### [Goal]
Determine the number of lines in the listing below where the string "drop" occurs; answer with the number alone.

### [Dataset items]
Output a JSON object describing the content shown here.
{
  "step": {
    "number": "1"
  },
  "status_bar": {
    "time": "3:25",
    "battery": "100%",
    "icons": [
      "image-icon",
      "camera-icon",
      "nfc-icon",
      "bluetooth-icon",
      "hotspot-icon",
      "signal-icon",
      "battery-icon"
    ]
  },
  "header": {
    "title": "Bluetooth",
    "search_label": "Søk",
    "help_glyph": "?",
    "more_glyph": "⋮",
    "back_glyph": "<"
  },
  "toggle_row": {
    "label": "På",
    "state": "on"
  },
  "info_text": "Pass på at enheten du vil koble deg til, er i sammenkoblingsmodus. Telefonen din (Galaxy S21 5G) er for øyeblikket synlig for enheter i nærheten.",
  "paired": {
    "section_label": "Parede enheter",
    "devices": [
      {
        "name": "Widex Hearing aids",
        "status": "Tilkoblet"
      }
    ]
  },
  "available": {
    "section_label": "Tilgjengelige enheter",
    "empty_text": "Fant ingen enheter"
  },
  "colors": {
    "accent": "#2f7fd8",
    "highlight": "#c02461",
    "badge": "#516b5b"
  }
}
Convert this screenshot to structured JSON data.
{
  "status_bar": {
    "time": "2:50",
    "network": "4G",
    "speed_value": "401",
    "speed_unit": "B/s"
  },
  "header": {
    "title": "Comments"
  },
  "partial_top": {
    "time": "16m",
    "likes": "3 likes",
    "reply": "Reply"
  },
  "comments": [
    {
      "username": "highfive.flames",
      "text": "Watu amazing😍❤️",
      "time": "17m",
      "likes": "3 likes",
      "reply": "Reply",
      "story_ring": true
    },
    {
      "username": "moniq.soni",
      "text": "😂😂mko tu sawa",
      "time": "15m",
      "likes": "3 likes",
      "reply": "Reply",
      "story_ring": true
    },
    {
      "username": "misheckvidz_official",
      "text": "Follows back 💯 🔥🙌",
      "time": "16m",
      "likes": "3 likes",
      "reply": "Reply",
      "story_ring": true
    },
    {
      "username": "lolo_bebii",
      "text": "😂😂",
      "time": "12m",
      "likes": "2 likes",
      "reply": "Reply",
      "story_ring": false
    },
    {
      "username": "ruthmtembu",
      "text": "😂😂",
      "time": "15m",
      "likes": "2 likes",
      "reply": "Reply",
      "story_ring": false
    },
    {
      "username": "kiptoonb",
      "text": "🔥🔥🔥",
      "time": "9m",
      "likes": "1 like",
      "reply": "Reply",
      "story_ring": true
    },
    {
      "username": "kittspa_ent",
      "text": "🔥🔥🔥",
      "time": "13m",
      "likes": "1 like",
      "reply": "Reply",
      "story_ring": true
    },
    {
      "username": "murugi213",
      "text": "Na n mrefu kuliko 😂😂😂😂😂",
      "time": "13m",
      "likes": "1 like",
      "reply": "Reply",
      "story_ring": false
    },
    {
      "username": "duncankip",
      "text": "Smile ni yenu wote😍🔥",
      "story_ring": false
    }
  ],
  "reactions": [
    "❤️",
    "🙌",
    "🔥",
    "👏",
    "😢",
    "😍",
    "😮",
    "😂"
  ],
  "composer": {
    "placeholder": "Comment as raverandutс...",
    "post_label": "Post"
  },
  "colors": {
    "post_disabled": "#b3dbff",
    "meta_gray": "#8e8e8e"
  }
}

* * *

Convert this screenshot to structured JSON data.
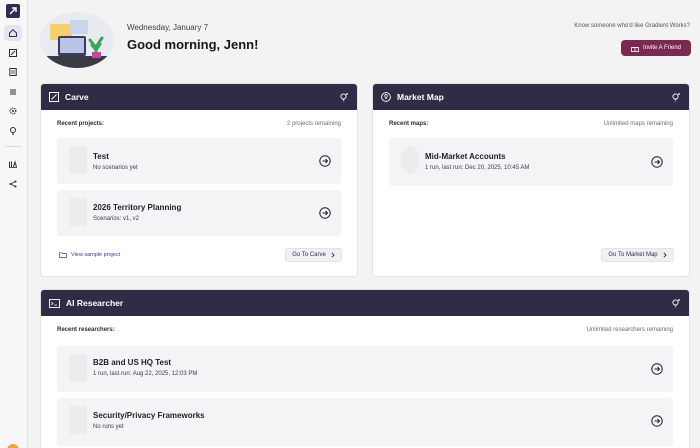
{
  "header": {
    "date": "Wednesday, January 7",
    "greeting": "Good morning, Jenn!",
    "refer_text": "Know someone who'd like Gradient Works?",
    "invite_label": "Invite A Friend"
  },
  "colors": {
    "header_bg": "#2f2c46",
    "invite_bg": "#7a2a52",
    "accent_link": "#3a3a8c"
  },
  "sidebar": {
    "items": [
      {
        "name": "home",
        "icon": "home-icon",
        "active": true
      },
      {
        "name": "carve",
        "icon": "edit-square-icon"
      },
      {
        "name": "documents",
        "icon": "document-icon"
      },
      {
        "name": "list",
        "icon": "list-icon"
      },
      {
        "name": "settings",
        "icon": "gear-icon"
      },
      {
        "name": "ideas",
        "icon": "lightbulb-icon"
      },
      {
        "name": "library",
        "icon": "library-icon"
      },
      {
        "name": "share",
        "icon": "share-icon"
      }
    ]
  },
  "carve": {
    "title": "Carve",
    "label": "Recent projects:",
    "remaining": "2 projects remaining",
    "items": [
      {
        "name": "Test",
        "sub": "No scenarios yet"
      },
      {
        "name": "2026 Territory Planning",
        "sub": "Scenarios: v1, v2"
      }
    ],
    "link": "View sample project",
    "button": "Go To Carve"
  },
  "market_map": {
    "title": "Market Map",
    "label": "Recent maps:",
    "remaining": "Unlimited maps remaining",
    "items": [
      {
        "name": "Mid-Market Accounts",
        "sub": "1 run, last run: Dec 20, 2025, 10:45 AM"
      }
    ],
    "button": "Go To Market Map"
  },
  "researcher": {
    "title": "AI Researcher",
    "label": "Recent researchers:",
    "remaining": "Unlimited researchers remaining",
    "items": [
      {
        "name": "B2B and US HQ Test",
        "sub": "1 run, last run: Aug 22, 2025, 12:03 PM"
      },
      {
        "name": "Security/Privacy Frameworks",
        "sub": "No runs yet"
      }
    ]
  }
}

==

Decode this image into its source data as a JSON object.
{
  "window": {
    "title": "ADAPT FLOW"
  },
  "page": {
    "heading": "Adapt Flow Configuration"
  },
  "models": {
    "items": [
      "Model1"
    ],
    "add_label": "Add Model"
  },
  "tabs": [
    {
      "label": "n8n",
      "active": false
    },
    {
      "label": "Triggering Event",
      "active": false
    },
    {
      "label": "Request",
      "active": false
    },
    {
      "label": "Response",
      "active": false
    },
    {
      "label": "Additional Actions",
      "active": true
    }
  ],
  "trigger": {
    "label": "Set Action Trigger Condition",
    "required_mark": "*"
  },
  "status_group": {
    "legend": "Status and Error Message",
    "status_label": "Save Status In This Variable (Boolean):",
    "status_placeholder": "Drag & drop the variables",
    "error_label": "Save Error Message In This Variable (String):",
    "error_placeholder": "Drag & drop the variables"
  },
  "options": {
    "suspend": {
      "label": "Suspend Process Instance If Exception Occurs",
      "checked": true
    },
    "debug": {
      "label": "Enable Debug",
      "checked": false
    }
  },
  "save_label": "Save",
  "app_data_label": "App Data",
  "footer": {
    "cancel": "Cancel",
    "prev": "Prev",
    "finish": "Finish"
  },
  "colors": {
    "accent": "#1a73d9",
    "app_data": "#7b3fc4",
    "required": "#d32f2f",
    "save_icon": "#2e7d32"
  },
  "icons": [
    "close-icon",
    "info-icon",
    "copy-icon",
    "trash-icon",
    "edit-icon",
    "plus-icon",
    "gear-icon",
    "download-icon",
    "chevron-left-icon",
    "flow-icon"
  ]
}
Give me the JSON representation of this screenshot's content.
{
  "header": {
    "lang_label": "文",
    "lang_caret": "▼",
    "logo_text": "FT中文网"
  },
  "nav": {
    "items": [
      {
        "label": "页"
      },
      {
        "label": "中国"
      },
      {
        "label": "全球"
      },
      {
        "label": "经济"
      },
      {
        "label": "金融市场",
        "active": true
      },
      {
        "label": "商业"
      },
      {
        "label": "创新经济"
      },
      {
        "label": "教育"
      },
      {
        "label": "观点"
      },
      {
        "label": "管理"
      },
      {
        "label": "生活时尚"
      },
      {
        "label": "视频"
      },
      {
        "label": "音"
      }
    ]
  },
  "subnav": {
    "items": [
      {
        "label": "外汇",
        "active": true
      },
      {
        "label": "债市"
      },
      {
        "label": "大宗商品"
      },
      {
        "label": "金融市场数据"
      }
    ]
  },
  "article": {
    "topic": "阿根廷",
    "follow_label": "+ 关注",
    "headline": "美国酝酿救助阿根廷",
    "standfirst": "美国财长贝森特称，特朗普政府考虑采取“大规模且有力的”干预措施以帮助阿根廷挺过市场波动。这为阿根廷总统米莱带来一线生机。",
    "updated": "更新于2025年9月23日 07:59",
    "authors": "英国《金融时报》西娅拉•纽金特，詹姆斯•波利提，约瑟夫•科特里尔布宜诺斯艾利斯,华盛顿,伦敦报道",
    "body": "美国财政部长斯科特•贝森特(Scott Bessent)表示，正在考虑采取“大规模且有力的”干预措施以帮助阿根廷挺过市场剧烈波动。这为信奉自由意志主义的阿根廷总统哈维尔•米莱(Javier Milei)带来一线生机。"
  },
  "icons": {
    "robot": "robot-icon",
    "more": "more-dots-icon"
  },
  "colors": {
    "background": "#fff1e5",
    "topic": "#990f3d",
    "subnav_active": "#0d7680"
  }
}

### [Answer in full]
2